THE PROBLEM ▸ Collect all lines from the listing that include the string "Quarles".

Data extracted from a collection
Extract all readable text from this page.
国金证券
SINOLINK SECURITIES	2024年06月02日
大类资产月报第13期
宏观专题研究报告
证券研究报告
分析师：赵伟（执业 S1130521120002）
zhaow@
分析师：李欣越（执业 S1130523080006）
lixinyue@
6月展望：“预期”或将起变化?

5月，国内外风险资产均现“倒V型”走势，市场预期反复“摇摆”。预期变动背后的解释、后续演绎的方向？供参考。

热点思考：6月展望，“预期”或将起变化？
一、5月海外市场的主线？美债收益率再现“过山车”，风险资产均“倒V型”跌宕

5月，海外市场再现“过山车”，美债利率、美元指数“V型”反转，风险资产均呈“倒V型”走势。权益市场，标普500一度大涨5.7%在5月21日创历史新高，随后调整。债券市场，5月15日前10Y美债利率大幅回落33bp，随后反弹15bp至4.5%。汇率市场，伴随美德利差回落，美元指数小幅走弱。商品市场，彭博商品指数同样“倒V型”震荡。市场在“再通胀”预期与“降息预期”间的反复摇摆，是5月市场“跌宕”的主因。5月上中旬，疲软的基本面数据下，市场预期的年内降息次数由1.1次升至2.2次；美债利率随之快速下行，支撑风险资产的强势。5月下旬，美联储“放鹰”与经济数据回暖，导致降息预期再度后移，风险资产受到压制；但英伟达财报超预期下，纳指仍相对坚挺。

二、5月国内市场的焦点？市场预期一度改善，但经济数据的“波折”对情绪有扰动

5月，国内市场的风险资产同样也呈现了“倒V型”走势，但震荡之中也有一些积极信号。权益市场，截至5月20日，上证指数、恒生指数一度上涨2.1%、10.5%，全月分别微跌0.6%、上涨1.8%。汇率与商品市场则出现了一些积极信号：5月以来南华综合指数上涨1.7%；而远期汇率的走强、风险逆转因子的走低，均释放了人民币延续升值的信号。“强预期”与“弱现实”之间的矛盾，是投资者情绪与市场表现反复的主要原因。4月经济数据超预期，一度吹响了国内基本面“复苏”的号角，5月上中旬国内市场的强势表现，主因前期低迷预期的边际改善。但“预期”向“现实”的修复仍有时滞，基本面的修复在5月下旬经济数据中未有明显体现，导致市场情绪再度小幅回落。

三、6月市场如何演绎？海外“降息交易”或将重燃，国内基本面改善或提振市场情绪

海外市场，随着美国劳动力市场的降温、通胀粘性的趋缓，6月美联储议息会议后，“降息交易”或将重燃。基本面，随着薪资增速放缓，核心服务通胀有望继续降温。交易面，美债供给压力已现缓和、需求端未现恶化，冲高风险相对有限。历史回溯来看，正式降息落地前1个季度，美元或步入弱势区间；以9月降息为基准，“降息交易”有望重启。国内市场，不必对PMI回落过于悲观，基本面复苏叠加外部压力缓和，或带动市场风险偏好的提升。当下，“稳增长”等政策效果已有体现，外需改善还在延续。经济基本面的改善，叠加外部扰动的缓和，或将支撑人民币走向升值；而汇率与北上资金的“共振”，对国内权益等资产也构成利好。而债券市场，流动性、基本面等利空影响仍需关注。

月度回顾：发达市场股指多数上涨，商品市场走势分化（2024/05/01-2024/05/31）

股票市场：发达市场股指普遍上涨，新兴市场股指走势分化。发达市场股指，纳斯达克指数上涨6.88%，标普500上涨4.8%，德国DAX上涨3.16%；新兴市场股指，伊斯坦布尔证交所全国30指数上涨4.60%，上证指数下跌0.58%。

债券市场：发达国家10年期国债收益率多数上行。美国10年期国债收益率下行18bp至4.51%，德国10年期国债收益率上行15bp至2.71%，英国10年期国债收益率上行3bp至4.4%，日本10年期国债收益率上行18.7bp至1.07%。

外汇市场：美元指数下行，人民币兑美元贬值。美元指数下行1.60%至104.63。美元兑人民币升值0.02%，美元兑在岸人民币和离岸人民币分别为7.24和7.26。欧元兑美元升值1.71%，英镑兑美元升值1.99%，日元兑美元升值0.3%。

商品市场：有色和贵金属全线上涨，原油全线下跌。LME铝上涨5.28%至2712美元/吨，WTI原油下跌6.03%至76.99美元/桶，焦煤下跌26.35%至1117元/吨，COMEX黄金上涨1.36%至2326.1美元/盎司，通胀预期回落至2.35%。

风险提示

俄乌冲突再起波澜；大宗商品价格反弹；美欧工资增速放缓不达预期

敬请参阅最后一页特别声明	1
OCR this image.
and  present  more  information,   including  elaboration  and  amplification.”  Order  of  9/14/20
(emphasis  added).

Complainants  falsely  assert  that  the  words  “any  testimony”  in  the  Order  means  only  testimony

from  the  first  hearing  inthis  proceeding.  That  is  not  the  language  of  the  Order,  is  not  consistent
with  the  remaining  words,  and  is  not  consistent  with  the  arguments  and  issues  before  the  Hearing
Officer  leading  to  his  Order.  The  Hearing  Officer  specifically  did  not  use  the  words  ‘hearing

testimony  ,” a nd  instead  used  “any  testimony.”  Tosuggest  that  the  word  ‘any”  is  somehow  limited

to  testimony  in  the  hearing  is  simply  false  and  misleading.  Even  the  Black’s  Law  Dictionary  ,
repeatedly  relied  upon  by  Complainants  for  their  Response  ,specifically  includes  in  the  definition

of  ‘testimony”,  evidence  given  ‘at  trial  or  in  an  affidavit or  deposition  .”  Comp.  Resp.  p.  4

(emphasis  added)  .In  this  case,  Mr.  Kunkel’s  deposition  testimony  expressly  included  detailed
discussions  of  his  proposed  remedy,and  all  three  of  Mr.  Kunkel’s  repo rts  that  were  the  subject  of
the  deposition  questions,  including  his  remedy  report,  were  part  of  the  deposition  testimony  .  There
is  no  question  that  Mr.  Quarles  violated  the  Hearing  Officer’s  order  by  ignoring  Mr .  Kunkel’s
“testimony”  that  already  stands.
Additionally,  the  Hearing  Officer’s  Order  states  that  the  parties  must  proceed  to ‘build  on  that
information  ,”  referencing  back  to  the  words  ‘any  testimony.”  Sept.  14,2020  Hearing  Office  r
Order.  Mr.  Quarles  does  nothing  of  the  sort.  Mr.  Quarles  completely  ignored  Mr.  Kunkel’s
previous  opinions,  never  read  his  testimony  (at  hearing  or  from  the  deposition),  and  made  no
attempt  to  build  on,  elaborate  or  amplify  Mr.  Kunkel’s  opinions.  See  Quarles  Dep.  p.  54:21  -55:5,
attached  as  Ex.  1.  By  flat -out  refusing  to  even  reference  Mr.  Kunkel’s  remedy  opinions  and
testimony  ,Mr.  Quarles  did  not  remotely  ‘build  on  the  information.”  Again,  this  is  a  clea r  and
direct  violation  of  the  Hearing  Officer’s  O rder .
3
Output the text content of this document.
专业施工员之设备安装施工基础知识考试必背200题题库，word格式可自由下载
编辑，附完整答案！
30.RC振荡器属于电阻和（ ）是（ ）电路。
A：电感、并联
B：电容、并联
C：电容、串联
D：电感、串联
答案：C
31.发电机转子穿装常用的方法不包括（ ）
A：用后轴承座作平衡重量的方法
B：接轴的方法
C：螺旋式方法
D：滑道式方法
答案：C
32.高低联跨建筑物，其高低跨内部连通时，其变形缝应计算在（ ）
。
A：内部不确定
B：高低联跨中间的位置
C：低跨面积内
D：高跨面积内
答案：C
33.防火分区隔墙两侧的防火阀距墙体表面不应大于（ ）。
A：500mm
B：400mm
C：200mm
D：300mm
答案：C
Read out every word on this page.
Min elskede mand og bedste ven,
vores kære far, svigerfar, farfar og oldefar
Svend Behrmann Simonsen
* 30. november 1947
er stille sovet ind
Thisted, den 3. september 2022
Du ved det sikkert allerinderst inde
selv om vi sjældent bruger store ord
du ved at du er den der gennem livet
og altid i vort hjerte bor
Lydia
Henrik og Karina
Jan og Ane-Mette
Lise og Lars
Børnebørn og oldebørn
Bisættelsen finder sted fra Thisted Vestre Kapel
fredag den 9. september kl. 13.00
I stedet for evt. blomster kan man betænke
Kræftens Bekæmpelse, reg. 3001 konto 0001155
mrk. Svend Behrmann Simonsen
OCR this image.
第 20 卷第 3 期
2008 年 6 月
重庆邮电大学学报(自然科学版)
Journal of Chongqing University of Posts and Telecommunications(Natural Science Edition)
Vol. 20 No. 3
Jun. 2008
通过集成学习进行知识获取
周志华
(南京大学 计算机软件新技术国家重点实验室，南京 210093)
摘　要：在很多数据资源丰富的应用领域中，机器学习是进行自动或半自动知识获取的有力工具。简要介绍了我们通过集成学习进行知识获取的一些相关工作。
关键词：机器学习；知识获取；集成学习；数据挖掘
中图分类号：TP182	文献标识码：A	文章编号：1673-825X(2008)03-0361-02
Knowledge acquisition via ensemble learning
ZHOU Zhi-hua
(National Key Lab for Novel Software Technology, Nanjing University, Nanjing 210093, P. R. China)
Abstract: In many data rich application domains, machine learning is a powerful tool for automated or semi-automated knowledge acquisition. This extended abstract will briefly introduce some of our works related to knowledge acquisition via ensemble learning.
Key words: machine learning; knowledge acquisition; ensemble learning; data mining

ANSWER TO THIS PROBLEM ▸
is  no  question  that  Mr.  Quarles  violated  the  Hearing  Officer’s  order  by  ignoring  Mr .  Kunkel’s
Order.  Mr.  Quarles  does  nothing  of  the  sort.  Mr.  Quarles  completely  ignored  Mr.  Kunkel’s
attempt  to  build  on,  elaborate  or  amplify  Mr.  Kunkel’s  opinions.  See  Quarles  Dep.  p.  54:21  -55:5,
testimony  ,Mr.  Quarles  did  not  remotely  ‘build  on  the  information.”  Again,  this  is  a  clea r  and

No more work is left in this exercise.